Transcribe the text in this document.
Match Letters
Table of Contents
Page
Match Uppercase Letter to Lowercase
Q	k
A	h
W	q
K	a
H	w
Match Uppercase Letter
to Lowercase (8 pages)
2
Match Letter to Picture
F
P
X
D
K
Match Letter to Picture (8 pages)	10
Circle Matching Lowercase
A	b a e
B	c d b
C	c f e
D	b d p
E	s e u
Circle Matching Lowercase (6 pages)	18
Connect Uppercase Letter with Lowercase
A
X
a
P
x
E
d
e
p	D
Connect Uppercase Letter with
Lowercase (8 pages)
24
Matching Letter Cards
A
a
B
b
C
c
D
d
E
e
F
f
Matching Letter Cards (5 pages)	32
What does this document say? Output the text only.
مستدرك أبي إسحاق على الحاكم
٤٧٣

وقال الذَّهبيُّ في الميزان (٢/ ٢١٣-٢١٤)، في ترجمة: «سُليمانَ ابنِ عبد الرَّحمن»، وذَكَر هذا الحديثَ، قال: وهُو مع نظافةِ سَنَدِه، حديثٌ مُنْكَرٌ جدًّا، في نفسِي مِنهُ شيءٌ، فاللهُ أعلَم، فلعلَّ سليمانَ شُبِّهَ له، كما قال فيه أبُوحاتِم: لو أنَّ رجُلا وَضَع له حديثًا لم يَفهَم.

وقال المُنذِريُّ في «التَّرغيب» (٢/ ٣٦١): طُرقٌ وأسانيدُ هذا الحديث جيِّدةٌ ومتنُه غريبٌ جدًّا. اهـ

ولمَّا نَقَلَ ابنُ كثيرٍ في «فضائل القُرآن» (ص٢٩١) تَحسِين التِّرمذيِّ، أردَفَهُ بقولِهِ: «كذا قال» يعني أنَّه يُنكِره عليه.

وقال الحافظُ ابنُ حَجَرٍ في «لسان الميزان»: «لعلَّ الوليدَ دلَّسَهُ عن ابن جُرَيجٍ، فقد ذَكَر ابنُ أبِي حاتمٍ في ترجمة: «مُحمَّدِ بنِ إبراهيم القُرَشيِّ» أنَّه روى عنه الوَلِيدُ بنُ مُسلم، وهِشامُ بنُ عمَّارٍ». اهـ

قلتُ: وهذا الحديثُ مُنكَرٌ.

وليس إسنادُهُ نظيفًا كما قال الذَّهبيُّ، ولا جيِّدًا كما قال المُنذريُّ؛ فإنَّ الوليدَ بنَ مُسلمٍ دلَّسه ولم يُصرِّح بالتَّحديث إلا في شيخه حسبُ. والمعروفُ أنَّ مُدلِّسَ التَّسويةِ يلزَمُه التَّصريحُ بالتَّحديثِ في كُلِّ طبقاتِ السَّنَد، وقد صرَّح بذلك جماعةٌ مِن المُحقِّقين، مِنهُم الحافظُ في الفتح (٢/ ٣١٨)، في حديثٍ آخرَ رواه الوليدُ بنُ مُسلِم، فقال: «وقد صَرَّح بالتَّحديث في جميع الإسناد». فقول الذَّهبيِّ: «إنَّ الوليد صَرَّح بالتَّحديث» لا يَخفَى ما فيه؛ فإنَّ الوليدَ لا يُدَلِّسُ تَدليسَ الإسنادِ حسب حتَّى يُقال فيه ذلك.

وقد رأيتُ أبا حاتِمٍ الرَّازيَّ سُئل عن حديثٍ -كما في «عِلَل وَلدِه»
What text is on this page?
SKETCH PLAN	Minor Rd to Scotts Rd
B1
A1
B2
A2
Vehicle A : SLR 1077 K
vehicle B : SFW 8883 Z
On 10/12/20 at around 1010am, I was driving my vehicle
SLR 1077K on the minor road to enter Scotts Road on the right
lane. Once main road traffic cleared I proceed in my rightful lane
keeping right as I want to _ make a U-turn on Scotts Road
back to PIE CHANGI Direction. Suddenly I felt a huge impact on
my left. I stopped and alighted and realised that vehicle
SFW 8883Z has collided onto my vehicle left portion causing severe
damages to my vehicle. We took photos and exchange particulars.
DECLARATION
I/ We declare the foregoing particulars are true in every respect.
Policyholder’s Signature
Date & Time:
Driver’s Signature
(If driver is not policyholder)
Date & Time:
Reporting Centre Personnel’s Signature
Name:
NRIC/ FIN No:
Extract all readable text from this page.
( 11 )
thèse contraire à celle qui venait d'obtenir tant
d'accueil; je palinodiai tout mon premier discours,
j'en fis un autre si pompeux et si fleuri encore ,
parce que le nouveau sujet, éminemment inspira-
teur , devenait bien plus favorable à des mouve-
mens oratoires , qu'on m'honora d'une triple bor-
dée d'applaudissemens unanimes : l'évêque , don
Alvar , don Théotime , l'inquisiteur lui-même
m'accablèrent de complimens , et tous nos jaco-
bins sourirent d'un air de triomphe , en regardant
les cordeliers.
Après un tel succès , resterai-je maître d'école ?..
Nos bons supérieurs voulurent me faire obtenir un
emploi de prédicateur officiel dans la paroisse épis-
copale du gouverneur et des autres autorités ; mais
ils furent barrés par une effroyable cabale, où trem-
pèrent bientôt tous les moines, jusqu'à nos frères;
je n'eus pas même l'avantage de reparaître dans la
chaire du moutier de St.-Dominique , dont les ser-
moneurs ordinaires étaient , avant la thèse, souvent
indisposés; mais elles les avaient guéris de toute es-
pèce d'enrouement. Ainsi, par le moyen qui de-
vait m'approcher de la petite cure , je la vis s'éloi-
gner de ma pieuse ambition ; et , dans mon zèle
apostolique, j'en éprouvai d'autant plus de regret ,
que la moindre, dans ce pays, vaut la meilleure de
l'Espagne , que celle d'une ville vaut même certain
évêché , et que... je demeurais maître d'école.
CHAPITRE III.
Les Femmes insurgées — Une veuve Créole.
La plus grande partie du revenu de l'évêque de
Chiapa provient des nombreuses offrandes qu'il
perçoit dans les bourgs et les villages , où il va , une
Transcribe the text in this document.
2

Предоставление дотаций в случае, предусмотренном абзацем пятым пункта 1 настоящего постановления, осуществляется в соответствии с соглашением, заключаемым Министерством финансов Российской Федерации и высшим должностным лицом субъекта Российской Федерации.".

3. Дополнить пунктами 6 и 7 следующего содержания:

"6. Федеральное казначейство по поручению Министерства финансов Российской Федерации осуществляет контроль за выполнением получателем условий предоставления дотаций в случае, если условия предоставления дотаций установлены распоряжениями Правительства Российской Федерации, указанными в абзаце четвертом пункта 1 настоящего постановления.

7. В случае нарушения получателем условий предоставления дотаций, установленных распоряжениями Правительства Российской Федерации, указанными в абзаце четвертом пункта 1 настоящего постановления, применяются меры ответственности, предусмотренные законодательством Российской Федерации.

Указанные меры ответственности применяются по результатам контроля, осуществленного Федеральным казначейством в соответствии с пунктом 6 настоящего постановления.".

● ● ●

§ Written exercise
Each record must be returned exactly as it is written.

§ Complete answer
Transcribe the text in this document.
Match Letters
Table of Contents
Page
Match Uppercase Letter to Lowercase
Q	k
A	h
W	q
K	a
H	w
Match Uppercase Letter
to Lowercase (8 pages)
2
Match Letter to Picture
F
P
X
D
K
Match Letter to Picture (8 pages)	10
Circle Matching Lowercase
A	b a e
B	c d b
C	c f e
D	b d p
E	s e u
Circle Matching Lowercase (6 pages)	18
Connect Uppercase Letter with Lowercase
A
X
a
P
x
E
d
e
p	D
Connect Uppercase Letter with
Lowercase (8 pages)
24
Matching Letter Cards
A
a
B
b
C
c
D
d
E
e
F
f
Matching Letter Cards (5 pages)	32
What does this document say? Output the text only.
مستدرك أبي إسحاق على الحاكم
٤٧٣

وقال الذَّهبيُّ في الميزان (٢/ ٢١٣-٢١٤)، في ترجمة: «سُليمانَ ابنِ عبد الرَّحمن»، وذَكَر هذا الحديثَ، قال: وهُو مع نظافةِ سَنَدِه، حديثٌ مُنْكَرٌ جدًّا، في نفسِي مِنهُ شيءٌ، فاللهُ أعلَم، فلعلَّ سليمانَ شُبِّهَ له، كما قال فيه أبُوحاتِم: لو أنَّ رجُلا وَضَع له حديثًا لم يَفهَم.

وقال المُنذِريُّ في «التَّرغيب» (٢/ ٣٦١): طُرقٌ وأسانيدُ هذا الحديث جيِّدةٌ ومتنُه غريبٌ جدًّا. اهـ

ولمَّا نَقَلَ ابنُ كثيرٍ في «فضائل القُرآن» (ص٢٩١) تَحسِين التِّرمذيِّ، أردَفَهُ بقولِهِ: «كذا قال» يعني أنَّه يُنكِره عليه.

وقال الحافظُ ابنُ حَجَرٍ في «لسان الميزان»: «لعلَّ الوليدَ دلَّسَهُ عن ابن جُرَيجٍ، فقد ذَكَر ابنُ أبِي حاتمٍ في ترجمة: «مُحمَّدِ بنِ إبراهيم القُرَشيِّ» أنَّه روى عنه الوَلِيدُ بنُ مُسلم، وهِشامُ بنُ عمَّارٍ». اهـ

قلتُ: وهذا الحديثُ مُنكَرٌ.

وليس إسنادُهُ نظيفًا كما قال الذَّهبيُّ، ولا جيِّدًا كما قال المُنذريُّ؛ فإنَّ الوليدَ بنَ مُسلمٍ دلَّسه ولم يُصرِّح بالتَّحديث إلا في شيخه حسبُ. والمعروفُ أنَّ مُدلِّسَ التَّسويةِ يلزَمُه التَّصريحُ بالتَّحديثِ في كُلِّ طبقاتِ السَّنَد، وقد صرَّح بذلك جماعةٌ مِن المُحقِّقين، مِنهُم الحافظُ في الفتح (٢/ ٣١٨)، في حديثٍ آخرَ رواه الوليدُ بنُ مُسلِم، فقال: «وقد صَرَّح بالتَّحديث في جميع الإسناد». فقول الذَّهبيِّ: «إنَّ الوليد صَرَّح بالتَّحديث» لا يَخفَى ما فيه؛ فإنَّ الوليدَ لا يُدَلِّسُ تَدليسَ الإسنادِ حسب حتَّى يُقال فيه ذلك.

وقد رأيتُ أبا حاتِمٍ الرَّازيَّ سُئل عن حديثٍ -كما في «عِلَل وَلدِه»
What text is on this page?
SKETCH PLAN	Minor Rd to Scotts Rd
B1
A1
B2
A2
Vehicle A : SLR 1077 K
vehicle B : SFW 8883 Z
On 10/12/20 at around 1010am, I was driving my vehicle
SLR 1077K on the minor road to enter Scotts Road on the right
lane. Once main road traffic cleared I proceed in my rightful lane
keeping right as I want to _ make a U-turn on Scotts Road
back to PIE CHANGI Direction. Suddenly I felt a huge impact on
my left. I stopped and alighted and realised that vehicle
SFW 8883Z has collided onto my vehicle left portion causing severe
damages to my vehicle. We took photos and exchange particulars.
DECLARATION
I/ We declare the foregoing particulars are true in every respect.
Policyholder’s Signature
Date & Time:
Driver’s Signature
(If driver is not policyholder)
Date & Time:
Reporting Centre Personnel’s Signature
Name:
NRIC/ FIN No:
Extract all readable text from this page.
( 11 )
thèse contraire à celle qui venait d'obtenir tant
d'accueil; je palinodiai tout mon premier discours,
j'en fis un autre si pompeux et si fleuri encore ,
parce que le nouveau sujet, éminemment inspira-
teur , devenait bien plus favorable à des mouve-
mens oratoires , qu'on m'honora d'une triple bor-
dée d'applaudissemens unanimes : l'évêque , don
Alvar , don Théotime , l'inquisiteur lui-même
m'accablèrent de complimens , et tous nos jaco-
bins sourirent d'un air de triomphe , en regardant
les cordeliers.
Après un tel succès , resterai-je maître d'école ?..
Nos bons supérieurs voulurent me faire obtenir un
emploi de prédicateur officiel dans la paroisse épis-
copale du gouverneur et des autres autorités ; mais
ils furent barrés par une effroyable cabale, où trem-
pèrent bientôt tous les moines, jusqu'à nos frères;
je n'eus pas même l'avantage de reparaître dans la
chaire du moutier de St.-Dominique , dont les ser-
moneurs ordinaires étaient , avant la thèse, souvent
indisposés; mais elles les avaient guéris de toute es-
pèce d'enrouement. Ainsi, par le moyen qui de-
vait m'approcher de la petite cure , je la vis s'éloi-
gner de ma pieuse ambition ; et , dans mon zèle
apostolique, j'en éprouvai d'autant plus de regret ,
que la moindre, dans ce pays, vaut la meilleure de
l'Espagne , que celle d'une ville vaut même certain
évêché , et que... je demeurais maître d'école.
CHAPITRE III.
Les Femmes insurgées — Une veuve Créole.
La plus grande partie du revenu de l'évêque de
Chiapa provient des nombreuses offrandes qu'il
perçoit dans les bourgs et les villages , où il va , une
Transcribe the text in this document.
2

Предоставление дотаций в случае, предусмотренном абзацем пятым пункта 1 настоящего постановления, осуществляется в соответствии с соглашением, заключаемым Министерством финансов Российской Федерации и высшим должностным лицом субъекта Российской Федерации.".

3. Дополнить пунктами 6 и 7 следующего содержания:

"6. Федеральное казначейство по поручению Министерства финансов Российской Федерации осуществляет контроль за выполнением получателем условий предоставления дотаций в случае, если условия предоставления дотаций установлены распоряжениями Правительства Российской Федерации, указанными в абзаце четвертом пункта 1 настоящего постановления.

7. В случае нарушения получателем условий предоставления дотаций, установленных распоряжениями Правительства Российской Федерации, указанными в абзаце четвертом пункта 1 настоящего постановления, применяются меры ответственности, предусмотренные законодательством Российской Федерации.

Указанные меры ответственности применяются по результатам контроля, осуществленного Федеральным казначейством в соответствии с пунктом 6 настоящего постановления.".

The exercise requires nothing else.